作業内容:
(a) 傷痍軍人の思い出を語る文章にある「1人は足が片方無く、階段に身を預けるように座っていました。」という一文を英語に訳しなさい。
(b) 一覧の最初の行から始め、「bottom-y-tick-label: 0 [62, 228, 68, 240]」を含む行まで（その行も含む）を一字も変えずに書き写しなさい。

対象の文章:
傷痍軍人
2019/07/08
私は20代後半ですが、
10歳くらいまでの記憶はかなり断片的です。
その記憶の断片の中に、
不思議な場面があることに最近気が付きました。
年齢はわかりませんが相当幼い頃、
母と上○駅の銀○線へと続く階段を降りていると、
階段の中央に、壮年と見える2人の傷痍軍人さんがいました。
1人は足が片方無く、階段に身を預けるように座っていました。
もう1人はその傍らに立ち、
赤いアコーディオンを弾いて歌っていました。
当時の私は『傷痍軍人』という単語や存在を知りませんでしたが、
その雰囲気に奇妙なものを感じ、母に
「あの人たちは・・・?」
と話し掛けたところ、
「じろじろ見てはいけません」
と言われました。
記憶はここまでです。
時は経ち、相変わらずその階段をよく利用しているのですが、
通る度にあの2人の兵隊さんを思い出しては、
「ここもすっかり綺麗になったなー。
ちょっと前までは終戦直後の雰囲気だったのに」
などと思っていました。
が、迂闊なことですがつい最近、おかしいぞと思い始めたのです。
私が子どもの頃といえば、昭和50年代後半です。
街に傷痍軍人の姿があったのは、昭和30年代くらいまでのようだし、
あの兵隊さん達の年齢(30~40代)からしても合いません。

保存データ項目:
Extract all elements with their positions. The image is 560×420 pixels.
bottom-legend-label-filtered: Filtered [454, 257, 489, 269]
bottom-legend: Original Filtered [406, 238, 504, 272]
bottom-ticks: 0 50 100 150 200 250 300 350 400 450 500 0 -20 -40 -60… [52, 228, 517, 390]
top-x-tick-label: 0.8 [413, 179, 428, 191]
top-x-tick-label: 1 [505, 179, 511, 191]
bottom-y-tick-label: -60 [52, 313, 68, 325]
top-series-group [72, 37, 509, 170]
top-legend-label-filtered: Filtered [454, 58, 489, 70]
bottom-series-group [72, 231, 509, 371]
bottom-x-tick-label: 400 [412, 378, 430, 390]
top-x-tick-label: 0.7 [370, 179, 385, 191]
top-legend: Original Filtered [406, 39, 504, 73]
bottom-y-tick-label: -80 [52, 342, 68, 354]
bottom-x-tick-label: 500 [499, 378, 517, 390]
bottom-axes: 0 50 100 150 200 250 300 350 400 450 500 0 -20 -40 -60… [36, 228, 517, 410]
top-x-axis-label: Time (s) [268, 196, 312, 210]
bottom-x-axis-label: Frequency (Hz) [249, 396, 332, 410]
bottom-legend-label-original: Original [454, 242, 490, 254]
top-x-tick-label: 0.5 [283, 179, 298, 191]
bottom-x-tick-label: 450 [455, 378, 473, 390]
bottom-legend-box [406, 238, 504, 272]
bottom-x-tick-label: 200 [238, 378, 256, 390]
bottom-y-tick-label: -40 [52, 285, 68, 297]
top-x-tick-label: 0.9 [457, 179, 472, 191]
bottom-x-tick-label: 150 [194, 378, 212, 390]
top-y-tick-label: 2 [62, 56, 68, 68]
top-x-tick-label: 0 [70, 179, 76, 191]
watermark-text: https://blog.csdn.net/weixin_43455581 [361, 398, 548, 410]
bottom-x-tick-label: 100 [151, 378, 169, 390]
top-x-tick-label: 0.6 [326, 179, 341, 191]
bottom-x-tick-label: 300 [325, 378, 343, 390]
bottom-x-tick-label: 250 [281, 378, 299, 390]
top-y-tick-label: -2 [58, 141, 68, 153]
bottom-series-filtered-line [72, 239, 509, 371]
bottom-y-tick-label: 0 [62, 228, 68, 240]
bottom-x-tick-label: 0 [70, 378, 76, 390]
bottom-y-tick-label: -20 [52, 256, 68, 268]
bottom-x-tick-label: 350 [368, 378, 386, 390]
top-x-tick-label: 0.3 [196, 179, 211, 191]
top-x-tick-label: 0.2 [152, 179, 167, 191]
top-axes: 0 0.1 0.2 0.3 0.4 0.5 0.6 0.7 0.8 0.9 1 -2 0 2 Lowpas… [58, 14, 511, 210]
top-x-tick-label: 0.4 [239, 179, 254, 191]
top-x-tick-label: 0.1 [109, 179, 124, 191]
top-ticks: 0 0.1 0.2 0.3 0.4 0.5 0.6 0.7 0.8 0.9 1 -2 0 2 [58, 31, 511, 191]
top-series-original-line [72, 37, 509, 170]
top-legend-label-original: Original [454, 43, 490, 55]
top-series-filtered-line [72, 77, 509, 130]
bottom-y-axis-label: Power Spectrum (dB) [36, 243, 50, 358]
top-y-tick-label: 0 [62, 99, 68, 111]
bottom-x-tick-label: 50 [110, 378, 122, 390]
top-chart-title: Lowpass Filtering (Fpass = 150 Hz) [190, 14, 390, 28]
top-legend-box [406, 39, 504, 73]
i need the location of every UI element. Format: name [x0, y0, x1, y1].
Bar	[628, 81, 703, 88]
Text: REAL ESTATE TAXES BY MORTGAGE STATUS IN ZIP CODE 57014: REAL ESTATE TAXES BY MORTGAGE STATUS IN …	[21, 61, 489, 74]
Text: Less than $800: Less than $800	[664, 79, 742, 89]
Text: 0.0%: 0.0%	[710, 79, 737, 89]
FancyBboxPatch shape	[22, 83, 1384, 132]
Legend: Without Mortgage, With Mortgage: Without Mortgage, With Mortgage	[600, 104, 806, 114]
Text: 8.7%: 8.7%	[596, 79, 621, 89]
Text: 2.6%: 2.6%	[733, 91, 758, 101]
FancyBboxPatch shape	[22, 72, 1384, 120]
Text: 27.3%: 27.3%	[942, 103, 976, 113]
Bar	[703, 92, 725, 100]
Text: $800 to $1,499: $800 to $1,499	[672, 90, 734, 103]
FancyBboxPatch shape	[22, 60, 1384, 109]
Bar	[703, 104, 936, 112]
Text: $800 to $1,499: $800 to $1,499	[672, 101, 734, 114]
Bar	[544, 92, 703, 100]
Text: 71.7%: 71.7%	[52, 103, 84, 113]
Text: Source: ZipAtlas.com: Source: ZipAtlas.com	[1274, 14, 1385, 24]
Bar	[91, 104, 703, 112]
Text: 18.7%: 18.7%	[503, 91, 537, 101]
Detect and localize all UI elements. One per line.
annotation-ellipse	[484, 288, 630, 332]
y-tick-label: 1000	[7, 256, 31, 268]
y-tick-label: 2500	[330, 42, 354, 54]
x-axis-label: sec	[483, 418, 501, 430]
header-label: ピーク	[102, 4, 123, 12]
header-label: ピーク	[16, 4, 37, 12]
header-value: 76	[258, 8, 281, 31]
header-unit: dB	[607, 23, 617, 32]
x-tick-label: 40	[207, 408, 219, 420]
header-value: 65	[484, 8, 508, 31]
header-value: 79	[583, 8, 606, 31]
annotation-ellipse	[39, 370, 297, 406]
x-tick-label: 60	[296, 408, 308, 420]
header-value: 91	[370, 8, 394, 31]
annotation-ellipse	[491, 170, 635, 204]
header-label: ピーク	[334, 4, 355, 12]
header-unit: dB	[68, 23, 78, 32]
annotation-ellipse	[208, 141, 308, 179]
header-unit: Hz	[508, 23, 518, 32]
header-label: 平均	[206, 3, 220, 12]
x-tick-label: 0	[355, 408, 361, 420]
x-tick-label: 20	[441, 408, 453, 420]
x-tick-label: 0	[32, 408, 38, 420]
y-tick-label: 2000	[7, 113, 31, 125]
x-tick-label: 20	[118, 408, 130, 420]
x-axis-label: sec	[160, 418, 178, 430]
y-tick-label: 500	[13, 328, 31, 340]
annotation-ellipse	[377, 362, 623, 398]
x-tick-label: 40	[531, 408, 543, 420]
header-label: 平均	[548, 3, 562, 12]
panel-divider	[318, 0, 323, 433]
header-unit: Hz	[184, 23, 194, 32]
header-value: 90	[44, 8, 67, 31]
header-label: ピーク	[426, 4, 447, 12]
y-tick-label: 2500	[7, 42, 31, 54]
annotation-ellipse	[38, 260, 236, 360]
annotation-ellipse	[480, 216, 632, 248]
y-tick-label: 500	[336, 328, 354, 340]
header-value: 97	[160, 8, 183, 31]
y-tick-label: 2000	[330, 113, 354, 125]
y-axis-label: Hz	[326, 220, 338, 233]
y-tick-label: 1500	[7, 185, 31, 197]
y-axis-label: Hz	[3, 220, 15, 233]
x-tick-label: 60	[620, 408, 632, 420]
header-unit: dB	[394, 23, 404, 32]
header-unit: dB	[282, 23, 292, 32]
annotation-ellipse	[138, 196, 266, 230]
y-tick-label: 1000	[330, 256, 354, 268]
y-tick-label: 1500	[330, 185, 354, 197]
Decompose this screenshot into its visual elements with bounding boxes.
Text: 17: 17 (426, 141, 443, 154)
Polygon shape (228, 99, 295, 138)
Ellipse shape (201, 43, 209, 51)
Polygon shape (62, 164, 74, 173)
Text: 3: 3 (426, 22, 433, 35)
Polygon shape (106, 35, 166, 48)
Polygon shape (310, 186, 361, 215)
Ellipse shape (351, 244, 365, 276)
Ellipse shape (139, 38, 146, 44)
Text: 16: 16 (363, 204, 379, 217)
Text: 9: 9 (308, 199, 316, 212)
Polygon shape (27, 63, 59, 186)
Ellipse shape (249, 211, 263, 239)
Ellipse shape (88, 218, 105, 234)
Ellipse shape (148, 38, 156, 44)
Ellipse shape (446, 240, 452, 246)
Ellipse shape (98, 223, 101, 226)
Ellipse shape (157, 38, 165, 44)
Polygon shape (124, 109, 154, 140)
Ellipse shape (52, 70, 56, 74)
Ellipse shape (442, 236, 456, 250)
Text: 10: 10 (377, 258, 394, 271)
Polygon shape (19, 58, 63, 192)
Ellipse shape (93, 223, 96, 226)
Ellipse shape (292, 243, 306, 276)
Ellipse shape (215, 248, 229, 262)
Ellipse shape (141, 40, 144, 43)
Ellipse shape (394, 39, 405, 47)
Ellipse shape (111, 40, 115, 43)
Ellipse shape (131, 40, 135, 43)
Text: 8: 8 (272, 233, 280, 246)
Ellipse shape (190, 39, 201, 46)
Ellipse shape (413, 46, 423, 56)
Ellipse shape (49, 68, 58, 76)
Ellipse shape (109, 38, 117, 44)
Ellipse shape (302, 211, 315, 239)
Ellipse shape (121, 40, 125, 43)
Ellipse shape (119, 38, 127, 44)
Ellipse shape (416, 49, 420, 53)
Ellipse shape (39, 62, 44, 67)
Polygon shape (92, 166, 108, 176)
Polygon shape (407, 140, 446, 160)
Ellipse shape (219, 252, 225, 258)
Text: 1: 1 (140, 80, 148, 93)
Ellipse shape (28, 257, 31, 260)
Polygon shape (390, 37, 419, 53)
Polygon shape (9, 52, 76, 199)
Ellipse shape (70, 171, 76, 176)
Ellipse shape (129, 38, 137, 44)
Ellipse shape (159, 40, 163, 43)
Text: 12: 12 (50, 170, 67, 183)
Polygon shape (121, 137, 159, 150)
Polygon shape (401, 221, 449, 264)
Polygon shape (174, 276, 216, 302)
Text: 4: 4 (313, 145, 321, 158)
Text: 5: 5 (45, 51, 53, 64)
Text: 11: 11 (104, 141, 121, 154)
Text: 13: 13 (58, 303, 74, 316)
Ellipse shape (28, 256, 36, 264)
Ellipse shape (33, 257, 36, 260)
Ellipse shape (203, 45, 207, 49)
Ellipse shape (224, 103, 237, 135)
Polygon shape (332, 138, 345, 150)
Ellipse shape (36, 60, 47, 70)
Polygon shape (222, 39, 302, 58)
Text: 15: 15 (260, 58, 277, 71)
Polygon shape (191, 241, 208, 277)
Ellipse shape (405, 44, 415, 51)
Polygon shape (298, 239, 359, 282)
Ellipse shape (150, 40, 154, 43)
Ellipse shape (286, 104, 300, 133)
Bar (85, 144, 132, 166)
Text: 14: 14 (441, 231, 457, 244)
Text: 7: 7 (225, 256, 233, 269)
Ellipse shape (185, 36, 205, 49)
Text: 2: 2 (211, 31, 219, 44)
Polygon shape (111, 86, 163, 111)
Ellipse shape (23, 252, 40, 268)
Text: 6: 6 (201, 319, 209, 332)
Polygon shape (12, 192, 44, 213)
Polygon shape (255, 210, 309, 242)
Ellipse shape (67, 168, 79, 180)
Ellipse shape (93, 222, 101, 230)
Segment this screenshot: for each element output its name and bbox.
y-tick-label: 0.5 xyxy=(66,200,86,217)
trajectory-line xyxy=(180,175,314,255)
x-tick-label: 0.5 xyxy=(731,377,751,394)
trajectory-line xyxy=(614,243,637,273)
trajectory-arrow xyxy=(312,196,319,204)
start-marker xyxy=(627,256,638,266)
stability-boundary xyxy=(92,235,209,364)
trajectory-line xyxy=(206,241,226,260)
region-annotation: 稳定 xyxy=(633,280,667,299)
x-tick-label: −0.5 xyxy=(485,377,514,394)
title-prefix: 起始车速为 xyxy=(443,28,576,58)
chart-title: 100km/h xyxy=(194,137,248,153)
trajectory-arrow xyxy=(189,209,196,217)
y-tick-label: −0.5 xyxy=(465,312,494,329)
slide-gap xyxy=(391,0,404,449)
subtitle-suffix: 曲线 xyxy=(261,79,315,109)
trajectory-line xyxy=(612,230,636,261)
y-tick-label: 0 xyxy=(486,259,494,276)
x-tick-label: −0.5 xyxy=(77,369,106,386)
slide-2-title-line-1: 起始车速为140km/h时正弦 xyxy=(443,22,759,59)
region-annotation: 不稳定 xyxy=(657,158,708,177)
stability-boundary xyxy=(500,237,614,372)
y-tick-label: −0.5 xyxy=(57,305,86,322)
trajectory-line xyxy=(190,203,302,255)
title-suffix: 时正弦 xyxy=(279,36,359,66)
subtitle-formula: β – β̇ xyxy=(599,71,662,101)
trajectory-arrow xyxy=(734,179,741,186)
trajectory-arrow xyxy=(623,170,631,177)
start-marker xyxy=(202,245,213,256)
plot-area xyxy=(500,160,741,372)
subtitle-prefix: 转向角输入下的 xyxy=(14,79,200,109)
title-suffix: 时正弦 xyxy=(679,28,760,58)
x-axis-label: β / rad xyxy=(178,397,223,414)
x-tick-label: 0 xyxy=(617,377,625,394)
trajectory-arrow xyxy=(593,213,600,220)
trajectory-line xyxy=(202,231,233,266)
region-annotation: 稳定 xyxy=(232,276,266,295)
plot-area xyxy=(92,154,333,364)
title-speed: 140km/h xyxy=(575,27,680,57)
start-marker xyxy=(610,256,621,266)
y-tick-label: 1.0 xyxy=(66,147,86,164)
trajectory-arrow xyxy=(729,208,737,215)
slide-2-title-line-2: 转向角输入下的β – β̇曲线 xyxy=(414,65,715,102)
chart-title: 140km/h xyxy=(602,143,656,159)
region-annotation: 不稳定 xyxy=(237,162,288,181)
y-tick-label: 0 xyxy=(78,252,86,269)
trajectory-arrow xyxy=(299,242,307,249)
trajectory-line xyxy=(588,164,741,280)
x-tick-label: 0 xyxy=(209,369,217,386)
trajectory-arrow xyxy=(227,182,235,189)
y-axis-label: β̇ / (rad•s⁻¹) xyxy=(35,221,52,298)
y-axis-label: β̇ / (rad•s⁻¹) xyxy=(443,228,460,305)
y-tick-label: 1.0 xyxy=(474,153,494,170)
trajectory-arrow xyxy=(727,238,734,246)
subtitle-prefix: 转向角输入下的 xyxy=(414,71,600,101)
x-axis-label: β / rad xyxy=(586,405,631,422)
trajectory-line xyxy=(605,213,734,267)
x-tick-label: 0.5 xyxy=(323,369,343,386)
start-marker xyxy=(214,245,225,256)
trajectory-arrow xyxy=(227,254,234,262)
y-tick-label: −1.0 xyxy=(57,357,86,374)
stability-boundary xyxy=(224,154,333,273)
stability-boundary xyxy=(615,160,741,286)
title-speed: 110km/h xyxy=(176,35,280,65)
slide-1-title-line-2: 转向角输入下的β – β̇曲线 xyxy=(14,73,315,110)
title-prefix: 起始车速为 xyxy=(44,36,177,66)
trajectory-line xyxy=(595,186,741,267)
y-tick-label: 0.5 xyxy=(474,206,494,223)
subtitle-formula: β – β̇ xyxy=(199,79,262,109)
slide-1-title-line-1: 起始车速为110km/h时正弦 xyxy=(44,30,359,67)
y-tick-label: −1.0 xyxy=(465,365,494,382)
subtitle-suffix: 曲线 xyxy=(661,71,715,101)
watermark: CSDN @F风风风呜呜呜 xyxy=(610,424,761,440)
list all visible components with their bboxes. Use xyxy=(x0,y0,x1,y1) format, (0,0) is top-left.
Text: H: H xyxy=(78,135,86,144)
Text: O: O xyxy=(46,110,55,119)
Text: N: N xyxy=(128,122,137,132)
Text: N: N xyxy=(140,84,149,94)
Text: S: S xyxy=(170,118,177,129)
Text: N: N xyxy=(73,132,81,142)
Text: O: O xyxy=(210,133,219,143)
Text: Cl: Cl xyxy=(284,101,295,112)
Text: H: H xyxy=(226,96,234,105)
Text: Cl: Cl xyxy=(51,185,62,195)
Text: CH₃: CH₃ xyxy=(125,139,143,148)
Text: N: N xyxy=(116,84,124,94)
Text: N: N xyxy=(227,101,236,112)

課題別の結果:
(a) One of them was missing a leg and sat leaning heavily against the stairs.

(b)
Extract all elements with their positions. The image is 560×420 pixels.
bottom-legend-label-filtered: Filtered [454, 257, 489, 269]
bottom-legend: Original Filtered [406, 238, 504, 272]
bottom-ticks: 0 50 100 150 200 250 300 350 400 450 500 0 -20 -40 -60… [52, 228, 517, 390]
top-x-tick-label: 0.8 [413, 179, 428, 191]
top-x-tick-label: 1 [505, 179, 511, 191]
bottom-y-tick-label: -60 [52, 313, 68, 325]
top-series-group [72, 37, 509, 170]
top-legend-label-filtered: Filtered [454, 58, 489, 70]
bottom-series-group [72, 231, 509, 371]
bottom-x-tick-label: 400 [412, 378, 430, 390]
top-x-tick-label: 0.7 [370, 179, 385, 191]
top-legend: Original Filtered [406, 39, 504, 73]
bottom-y-tick-label: -80 [52, 342, 68, 354]
bottom-x-tick-label: 500 [499, 378, 517, 390]
bottom-axes: 0 50 100 150 200 250 300 350 400 450 500 0 -20 -40 -60… [36, 228, 517, 410]
top-x-axis-label: Time (s) [268, 196, 312, 210]
bottom-x-axis-label: Frequency (Hz) [249, 396, 332, 410]
bottom-legend-label-original: Original [454, 242, 490, 254]
top-x-tick-label: 0.5 [283, 179, 298, 191]
bottom-x-tick-label: 450 [455, 378, 473, 390]
bottom-legend-box [406, 238, 504, 272]
bottom-x-tick-label: 200 [238, 378, 256, 390]
bottom-y-tick-label: -40 [52, 285, 68, 297]
top-x-tick-label: 0.9 [457, 179, 472, 191]
bottom-x-tick-label: 150 [194, 378, 212, 390]
top-y-tick-label: 2 [62, 56, 68, 68]
top-x-tick-label: 0 [70, 179, 76, 191]
watermark-text: https://blog.csdn.net/weixin_43455581 [361, 398, 548, 410]
bottom-x-tick-label: 100 [151, 378, 169, 390]
top-x-tick-label: 0.6 [326, 179, 341, 191]
bottom-x-tick-label: 300 [325, 378, 343, 390]
bottom-x-tick-label: 250 [281, 378, 299, 390]
top-y-tick-label: -2 [58, 141, 68, 153]
bottom-series-filtered-line [72, 239, 509, 371]
bottom-y-tick-label: 0 [62, 228, 68, 240]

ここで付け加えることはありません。